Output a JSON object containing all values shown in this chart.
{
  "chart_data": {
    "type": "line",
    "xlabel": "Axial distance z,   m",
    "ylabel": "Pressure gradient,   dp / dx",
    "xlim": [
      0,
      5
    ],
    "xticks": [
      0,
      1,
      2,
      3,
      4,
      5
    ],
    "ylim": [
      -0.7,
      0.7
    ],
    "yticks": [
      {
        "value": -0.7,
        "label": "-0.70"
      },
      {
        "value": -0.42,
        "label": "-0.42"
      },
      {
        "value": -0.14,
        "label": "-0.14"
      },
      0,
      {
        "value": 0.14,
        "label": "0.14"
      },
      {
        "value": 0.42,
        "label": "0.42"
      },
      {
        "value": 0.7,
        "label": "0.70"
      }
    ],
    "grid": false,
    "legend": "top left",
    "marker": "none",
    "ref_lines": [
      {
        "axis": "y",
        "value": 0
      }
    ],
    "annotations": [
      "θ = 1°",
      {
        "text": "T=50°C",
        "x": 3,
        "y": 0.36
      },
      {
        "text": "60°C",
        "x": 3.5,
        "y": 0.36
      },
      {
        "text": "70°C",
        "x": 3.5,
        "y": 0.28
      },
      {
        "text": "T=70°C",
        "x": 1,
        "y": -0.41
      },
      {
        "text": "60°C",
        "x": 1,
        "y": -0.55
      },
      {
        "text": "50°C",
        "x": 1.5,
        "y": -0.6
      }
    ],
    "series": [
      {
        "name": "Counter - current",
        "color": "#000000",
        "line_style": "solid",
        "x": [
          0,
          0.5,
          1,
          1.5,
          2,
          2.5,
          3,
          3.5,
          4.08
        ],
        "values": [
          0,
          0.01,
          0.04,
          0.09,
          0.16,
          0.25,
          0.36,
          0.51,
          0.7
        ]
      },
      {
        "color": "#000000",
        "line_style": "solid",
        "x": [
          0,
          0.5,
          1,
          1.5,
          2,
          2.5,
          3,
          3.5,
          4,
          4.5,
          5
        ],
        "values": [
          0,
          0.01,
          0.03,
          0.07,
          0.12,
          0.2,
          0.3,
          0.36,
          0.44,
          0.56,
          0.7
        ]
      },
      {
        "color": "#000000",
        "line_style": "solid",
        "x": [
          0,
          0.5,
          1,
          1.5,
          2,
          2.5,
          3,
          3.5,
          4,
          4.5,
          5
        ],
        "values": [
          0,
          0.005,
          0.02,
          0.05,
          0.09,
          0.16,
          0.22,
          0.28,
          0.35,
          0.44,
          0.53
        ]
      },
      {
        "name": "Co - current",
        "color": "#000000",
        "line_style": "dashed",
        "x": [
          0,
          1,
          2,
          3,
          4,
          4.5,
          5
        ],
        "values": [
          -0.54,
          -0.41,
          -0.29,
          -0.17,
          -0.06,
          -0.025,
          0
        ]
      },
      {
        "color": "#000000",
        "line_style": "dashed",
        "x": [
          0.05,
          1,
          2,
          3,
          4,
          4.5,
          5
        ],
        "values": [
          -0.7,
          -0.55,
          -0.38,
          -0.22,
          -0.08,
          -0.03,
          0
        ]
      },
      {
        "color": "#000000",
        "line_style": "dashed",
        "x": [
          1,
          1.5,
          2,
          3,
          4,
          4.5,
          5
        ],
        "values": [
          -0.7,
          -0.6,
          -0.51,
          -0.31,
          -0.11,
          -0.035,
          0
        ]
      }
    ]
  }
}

------------

_Short problem:_
Write the listing out again, exactly as it reads.

_Result of this exercise:_
Output a JSON object containing all values shown in this chart.
{
  "chart_data": {
    "type": "line",
    "xlabel": "Axial distance z,   m",
    "ylabel": "Pressure gradient,   dp / dx",
    "xlim": [
      0,
      5
    ],
    "xticks": [
      0,
      1,
      2,
      3,
      4,
      5
    ],
    "ylim": [
      -0.7,
      0.7
    ],
    "yticks": [
      {
        "value": -0.7,
        "label": "-0.70"
      },
      {
        "value": -0.42,
        "label": "-0.42"
      },
      {
        "value": -0.14,
        "label": "-0.14"
      },
      0,
      {
        "value": 0.14,
        "label": "0.14"
      },
      {
        "value": 0.42,
        "label": "0.42"
      },
      {
        "value": 0.7,
        "label": "0.70"
      }
    ],
    "grid": false,
    "legend": "top left",
    "marker": "none",
    "ref_lines": [
      {
        "axis": "y",
        "value": 0
      }
    ],
    "annotations": [
      "θ = 1°",
      {
        "text": "T=50°C",
        "x": 3,
        "y": 0.36
      },
      {
        "text": "60°C",
        "x": 3.5,
        "y": 0.36
      },
      {
        "text": "70°C",
        "x": 3.5,
        "y": 0.28
      },
      {
        "text": "T=70°C",
        "x": 1,
        "y": -0.41
      },
      {
        "text": "60°C",
        "x": 1,
        "y": -0.55
      },
      {
        "text": "50°C",
        "x": 1.5,
        "y": -0.6
      }
    ],
    "series": [
      {
        "name": "Counter - current",
        "color": "#000000",
        "line_style": "solid",
        "x": [
          0,
          0.5,
          1,
          1.5,
          2,
          2.5,
          3,
          3.5,
          4.08
        ],
        "values": [
          0,
          0.01,
          0.04,
          0.09,
          0.16,
          0.25,
          0.36,
          0.51,
          0.7
        ]
      },
      {
        "color": "#000000",
        "line_style": "solid",
        "x": [
          0,
          0.5,
          1,
          1.5,
          2,
          2.5,
          3,
          3.5,
          4,
          4.5,
          5
        ],
        "values": [
          0,
          0.01,
          0.03,
          0.07,
          0.12,
          0.2,
          0.3,
          0.36,
          0.44,
          0.56,
          0.7
        ]
      },
      {
        "color": "#000000",
        "line_style": "solid",
        "x": [
          0,
          0.5,
          1,
          1.5,
          2,
          2.5,
          3,
          3.5,
          4,
          4.5,
          5
        ],
        "values": [
          0,
          0.005,
          0.02,
          0.05,
          0.09,
          0.16,
          0.22,
          0.28,
          0.35,
          0.44,
          0.53
        ]
      },
      {
        "name": "Co - current",
        "color": "#000000",
        "line_style": "dashed",
        "x": [
          0,
          1,
          2,
          3,
          4,
          4.5,
          5
        ],
        "values": [
          -0.54,
          -0.41,
          -0.29,
          -0.17,
          -0.06,
          -0.025,
          0
        ]
      },
      {
        "color": "#000000",
        "line_style": "dashed",
        "x": [
          0.05,
          1,
          2,
          3,
          4,
          4.5,
          5
        ],
        "values": [
          -0.7,
          -0.55,
          -0.38,
          -0.22,
          -0.08,
          -0.03,
          0
        ]
      },
      {
        "color": "#000000",
        "line_style": "dashed",
        "x": [
          1,
          1.5,
          2,
          3,
          4,
          4.5,
          5
        ],
        "values": [
          -0.7,
          -0.6,
          -0.51,
          -0.31,
          -0.11,
          -0.035,
          0
        ]
      }
    ]
  }
}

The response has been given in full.